-- START Listed entries --

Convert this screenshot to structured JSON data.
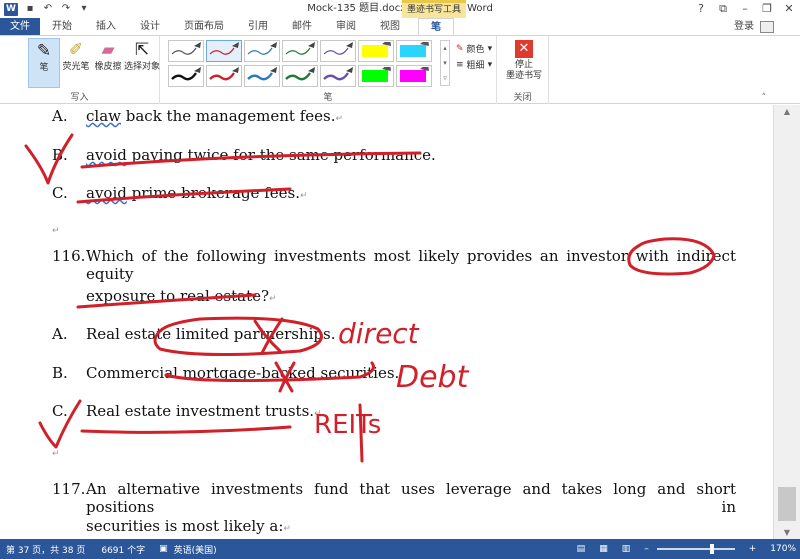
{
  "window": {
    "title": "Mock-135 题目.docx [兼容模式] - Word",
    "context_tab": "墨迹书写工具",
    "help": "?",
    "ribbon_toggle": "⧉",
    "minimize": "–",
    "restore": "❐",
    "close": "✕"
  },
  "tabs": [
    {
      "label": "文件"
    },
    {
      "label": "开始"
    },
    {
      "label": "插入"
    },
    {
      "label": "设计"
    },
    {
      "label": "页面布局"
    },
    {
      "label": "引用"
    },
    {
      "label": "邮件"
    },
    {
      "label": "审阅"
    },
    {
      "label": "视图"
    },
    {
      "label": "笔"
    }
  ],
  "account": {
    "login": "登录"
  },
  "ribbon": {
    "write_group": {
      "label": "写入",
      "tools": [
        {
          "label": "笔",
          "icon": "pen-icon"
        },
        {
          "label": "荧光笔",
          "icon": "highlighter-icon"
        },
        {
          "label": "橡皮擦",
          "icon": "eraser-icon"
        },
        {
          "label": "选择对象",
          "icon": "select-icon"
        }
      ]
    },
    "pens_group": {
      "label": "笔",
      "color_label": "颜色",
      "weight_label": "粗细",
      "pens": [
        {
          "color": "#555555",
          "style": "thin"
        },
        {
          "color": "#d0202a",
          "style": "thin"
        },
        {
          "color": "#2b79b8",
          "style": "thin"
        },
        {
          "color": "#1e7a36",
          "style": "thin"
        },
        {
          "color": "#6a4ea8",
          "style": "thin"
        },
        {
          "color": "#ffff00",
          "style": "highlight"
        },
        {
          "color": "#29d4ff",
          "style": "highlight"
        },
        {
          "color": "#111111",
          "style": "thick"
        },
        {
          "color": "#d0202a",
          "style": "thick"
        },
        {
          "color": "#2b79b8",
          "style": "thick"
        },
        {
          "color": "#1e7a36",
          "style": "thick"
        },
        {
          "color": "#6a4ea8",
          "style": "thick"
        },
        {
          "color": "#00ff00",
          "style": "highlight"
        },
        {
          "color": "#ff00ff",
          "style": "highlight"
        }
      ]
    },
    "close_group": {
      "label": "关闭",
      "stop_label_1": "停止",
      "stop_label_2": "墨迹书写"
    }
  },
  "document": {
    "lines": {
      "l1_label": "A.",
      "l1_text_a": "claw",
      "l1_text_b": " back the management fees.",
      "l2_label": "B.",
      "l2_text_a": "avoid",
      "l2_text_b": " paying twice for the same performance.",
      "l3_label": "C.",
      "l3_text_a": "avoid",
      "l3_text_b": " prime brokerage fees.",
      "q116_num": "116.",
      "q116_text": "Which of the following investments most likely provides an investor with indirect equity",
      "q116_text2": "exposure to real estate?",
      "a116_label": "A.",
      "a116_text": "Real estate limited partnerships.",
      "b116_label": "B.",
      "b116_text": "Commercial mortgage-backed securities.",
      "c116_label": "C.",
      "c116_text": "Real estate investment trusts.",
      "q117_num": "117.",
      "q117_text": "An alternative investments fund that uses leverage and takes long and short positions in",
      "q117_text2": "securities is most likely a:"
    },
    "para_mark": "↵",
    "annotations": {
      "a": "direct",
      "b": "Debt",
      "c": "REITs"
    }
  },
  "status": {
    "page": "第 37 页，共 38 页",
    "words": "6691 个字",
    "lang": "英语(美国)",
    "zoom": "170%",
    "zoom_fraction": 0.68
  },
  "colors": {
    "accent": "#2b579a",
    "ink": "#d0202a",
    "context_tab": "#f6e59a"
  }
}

-- END Listed entries --

→ **Problem statement**
Replicate the material above verbatim; images stay out of the copy.

→ **Worked answer**
Convert this screenshot to structured JSON data.
{
  "window": {
    "title": "Mock-135 题目.docx [兼容模式] - Word",
    "context_tab": "墨迹书写工具",
    "help": "?",
    "ribbon_toggle": "⧉",
    "minimize": "–",
    "restore": "❐",
    "close": "✕"
  },
  "tabs": [
    {
      "label": "文件"
    },
    {
      "label": "开始"
    },
    {
      "label": "插入"
    },
    {
      "label": "设计"
    },
    {
      "label": "页面布局"
    },
    {
      "label": "引用"
    },
    {
      "label": "邮件"
    },
    {
      "label": "审阅"
    },
    {
      "label": "视图"
    },
    {
      "label": "笔"
    }
  ],
  "account": {
    "login": "登录"
  },
  "ribbon": {
    "write_group": {
      "label": "写入",
      "tools": [
        {
          "label": "笔",
          "icon": "pen-icon"
        },
        {
          "label": "荧光笔",
          "icon": "highlighter-icon"
        },
        {
          "label": "橡皮擦",
          "icon": "eraser-icon"
        },
        {
          "label": "选择对象",
          "icon": "select-icon"
        }
      ]
    },
    "pens_group": {
      "label": "笔",
      "color_label": "颜色",
      "weight_label": "粗细",
      "pens": [
        {
          "color": "#555555",
          "style": "thin"
        },
        {
          "color": "#d0202a",
          "style": "thin"
        },
        {
          "color": "#2b79b8",
          "style": "thin"
        },
        {
          "color": "#1e7a36",
          "style": "thin"
        },
        {
          "color": "#6a4ea8",
          "style": "thin"
        },
        {
          "color": "#ffff00",
          "style": "highlight"
        },
        {
          "color": "#29d4ff",
          "style": "highlight"
        },
        {
          "color": "#111111",
          "style": "thick"
        },
        {
          "color": "#d0202a",
          "style": "thick"
        },
        {
          "color": "#2b79b8",
          "style": "thick"
        },
        {
          "color": "#1e7a36",
          "style": "thick"
        },
        {
          "color": "#6a4ea8",
          "style": "thick"
        },
        {
          "color": "#00ff00",
          "style": "highlight"
        },
        {
          "color": "#ff00ff",
          "style": "highlight"
        }
      ]
    },
    "close_group": {
      "label": "关闭",
      "stop_label_1": "停止",
      "stop_label_2": "墨迹书写"
    }
  },
  "document": {
    "lines": {
      "l1_label": "A.",
      "l1_text_a": "claw",
      "l1_text_b": " back the management fees.",
      "l2_label": "B.",
      "l2_text_a": "avoid",
      "l2_text_b": " paying twice for the same performance.",
      "l3_label": "C.",
      "l3_text_a": "avoid",
      "l3_text_b": " prime brokerage fees.",
      "q116_num": "116.",
      "q116_text": "Which of the following investments most likely provides an investor with indirect equity",
      "q116_text2": "exposure to real estate?",
      "a116_label": "A.",
      "a116_text": "Real estate limited partnerships.",
      "b116_label": "B.",
      "b116_text": "Commercial mortgage-backed securities.",
      "c116_label": "C.",
      "c116_text": "Real estate investment trusts.",
      "q117_num": "117.",
      "q117_text": "An alternative investments fund that uses leverage and takes long and short positions in",
      "q117_text2": "securities is most likely a:"
    },
    "para_mark": "↵",
    "annotations": {
      "a": "direct",
      "b": "Debt",
      "c": "REITs"
    }
  },
  "status": {
    "page": "第 37 页，共 38 页",
    "words": "6691 个字",
    "lang": "英语(美国)",
    "zoom": "170%",
    "zoom_fraction": 0.68
  },
  "colors": {
    "accent": "#2b579a",
    "ink": "#d0202a",
    "context_tab": "#f6e59a"
  }
}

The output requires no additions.